------ DATA IN THIS EXERCISE ------

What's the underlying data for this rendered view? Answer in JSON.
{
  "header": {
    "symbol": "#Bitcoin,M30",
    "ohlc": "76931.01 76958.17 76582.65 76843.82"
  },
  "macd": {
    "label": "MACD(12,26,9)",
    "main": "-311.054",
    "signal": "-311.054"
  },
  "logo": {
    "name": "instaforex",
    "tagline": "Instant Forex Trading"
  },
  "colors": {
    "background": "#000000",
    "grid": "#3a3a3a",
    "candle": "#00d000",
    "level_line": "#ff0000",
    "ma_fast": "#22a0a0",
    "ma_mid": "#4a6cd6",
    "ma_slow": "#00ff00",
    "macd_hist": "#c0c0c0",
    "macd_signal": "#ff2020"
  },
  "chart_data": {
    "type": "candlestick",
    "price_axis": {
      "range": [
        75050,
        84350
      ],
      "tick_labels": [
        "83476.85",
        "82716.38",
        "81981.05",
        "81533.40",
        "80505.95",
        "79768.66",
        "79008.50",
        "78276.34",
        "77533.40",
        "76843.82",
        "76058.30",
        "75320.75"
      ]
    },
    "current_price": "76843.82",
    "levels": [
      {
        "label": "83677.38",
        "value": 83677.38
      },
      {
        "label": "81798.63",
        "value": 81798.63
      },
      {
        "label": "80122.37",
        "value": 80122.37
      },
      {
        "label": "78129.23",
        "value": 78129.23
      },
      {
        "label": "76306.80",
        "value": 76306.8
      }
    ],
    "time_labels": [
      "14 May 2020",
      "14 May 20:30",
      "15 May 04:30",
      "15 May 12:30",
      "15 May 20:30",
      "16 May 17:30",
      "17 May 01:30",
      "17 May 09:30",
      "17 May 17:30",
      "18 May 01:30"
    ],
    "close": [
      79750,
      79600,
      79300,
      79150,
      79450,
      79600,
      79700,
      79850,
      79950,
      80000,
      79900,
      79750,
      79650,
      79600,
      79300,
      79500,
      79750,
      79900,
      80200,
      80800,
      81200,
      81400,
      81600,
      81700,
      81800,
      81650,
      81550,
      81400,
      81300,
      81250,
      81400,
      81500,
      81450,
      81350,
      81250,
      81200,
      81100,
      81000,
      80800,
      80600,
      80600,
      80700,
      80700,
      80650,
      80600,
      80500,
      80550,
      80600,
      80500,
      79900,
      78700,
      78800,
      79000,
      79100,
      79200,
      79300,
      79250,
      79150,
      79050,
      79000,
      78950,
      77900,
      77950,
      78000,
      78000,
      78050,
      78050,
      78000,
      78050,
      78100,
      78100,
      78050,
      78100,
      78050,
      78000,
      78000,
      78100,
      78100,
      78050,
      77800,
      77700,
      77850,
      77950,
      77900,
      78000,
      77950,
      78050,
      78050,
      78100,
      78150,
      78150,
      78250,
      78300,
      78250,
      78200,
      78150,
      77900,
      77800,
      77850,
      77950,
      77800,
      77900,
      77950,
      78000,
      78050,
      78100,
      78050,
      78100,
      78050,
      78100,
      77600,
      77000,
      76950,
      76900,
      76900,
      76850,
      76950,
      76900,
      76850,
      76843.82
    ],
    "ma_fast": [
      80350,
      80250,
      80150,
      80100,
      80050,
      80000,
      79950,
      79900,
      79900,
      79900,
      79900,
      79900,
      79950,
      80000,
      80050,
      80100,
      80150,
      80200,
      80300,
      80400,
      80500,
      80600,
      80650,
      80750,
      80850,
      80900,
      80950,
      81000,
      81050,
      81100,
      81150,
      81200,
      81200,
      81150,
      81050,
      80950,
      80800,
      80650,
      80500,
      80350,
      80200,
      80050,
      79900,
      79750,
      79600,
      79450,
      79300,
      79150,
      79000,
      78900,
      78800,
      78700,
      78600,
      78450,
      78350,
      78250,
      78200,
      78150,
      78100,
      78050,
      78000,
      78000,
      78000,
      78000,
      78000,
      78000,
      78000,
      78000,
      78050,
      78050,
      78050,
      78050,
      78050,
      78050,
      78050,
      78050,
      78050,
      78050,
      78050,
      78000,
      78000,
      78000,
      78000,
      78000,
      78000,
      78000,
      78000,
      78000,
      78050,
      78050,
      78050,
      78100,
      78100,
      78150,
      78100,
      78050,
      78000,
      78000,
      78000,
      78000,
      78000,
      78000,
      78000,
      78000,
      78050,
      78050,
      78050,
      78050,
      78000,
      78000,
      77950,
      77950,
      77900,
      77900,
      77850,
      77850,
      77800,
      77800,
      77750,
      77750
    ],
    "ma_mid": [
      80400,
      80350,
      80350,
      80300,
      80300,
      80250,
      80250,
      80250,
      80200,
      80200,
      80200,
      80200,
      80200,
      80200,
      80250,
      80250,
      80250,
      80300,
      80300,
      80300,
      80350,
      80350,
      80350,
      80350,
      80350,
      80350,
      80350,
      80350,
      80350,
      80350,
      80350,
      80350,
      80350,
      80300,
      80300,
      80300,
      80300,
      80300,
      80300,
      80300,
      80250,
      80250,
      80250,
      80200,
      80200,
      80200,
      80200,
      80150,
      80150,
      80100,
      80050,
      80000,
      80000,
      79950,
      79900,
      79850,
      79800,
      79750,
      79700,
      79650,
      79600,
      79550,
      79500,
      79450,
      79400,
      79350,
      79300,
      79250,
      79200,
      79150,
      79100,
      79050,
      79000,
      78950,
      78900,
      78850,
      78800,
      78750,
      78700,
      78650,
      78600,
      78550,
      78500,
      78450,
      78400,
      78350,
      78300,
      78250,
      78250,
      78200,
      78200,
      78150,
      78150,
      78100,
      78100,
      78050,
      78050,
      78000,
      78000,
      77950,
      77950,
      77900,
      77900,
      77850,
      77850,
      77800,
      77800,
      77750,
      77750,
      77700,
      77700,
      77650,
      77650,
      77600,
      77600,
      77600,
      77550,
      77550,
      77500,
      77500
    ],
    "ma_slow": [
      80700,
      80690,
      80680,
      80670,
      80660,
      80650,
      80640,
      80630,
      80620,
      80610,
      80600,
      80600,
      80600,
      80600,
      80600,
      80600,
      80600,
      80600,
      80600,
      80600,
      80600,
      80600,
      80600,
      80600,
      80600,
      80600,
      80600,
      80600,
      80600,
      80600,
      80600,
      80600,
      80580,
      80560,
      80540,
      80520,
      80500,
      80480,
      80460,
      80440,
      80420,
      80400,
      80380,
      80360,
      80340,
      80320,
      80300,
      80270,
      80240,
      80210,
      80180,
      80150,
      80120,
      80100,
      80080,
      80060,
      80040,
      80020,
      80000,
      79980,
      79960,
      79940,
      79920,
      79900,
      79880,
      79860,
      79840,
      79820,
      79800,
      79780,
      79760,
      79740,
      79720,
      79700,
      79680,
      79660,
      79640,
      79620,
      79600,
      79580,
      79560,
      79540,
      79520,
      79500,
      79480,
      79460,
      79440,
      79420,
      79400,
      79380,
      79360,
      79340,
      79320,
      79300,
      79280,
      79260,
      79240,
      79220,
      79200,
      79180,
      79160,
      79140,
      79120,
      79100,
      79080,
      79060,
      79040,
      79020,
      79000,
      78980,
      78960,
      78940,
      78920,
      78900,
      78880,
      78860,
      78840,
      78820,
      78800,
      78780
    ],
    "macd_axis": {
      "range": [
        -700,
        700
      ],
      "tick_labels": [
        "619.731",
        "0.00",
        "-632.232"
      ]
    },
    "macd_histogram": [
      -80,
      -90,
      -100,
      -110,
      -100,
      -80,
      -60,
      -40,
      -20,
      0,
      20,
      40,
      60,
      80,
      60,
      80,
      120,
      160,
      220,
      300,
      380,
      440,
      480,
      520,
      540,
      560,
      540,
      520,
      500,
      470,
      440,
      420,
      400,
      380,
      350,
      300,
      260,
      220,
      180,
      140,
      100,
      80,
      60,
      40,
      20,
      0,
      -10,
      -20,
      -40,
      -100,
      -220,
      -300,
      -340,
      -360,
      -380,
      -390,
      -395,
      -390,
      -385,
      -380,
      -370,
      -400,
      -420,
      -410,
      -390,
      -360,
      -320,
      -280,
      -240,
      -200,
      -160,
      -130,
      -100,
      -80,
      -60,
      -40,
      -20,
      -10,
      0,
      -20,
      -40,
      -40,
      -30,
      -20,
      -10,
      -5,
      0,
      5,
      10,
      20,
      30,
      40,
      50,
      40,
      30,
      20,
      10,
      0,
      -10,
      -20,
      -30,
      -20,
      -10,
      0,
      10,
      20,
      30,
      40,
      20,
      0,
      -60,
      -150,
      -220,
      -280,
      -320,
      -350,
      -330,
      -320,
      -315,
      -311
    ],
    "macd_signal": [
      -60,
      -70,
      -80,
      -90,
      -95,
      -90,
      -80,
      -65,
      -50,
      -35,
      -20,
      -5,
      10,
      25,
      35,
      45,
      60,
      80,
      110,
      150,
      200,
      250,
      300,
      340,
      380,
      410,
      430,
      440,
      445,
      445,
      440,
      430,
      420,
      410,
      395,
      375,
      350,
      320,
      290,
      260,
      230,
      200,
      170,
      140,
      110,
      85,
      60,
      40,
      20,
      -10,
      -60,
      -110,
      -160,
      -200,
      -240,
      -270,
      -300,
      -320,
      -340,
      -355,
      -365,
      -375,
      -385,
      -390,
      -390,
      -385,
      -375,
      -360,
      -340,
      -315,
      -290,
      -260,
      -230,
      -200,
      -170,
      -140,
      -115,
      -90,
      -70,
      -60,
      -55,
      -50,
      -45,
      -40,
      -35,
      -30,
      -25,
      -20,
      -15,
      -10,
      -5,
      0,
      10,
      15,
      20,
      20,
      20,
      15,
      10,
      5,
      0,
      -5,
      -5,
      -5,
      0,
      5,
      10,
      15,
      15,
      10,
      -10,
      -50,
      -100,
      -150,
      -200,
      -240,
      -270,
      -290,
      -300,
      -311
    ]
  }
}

------

- TASK DETAILS -
In the data above, how many lines contain the string "value"? Answer with the number only.

- CORRECT OUTPUT -
5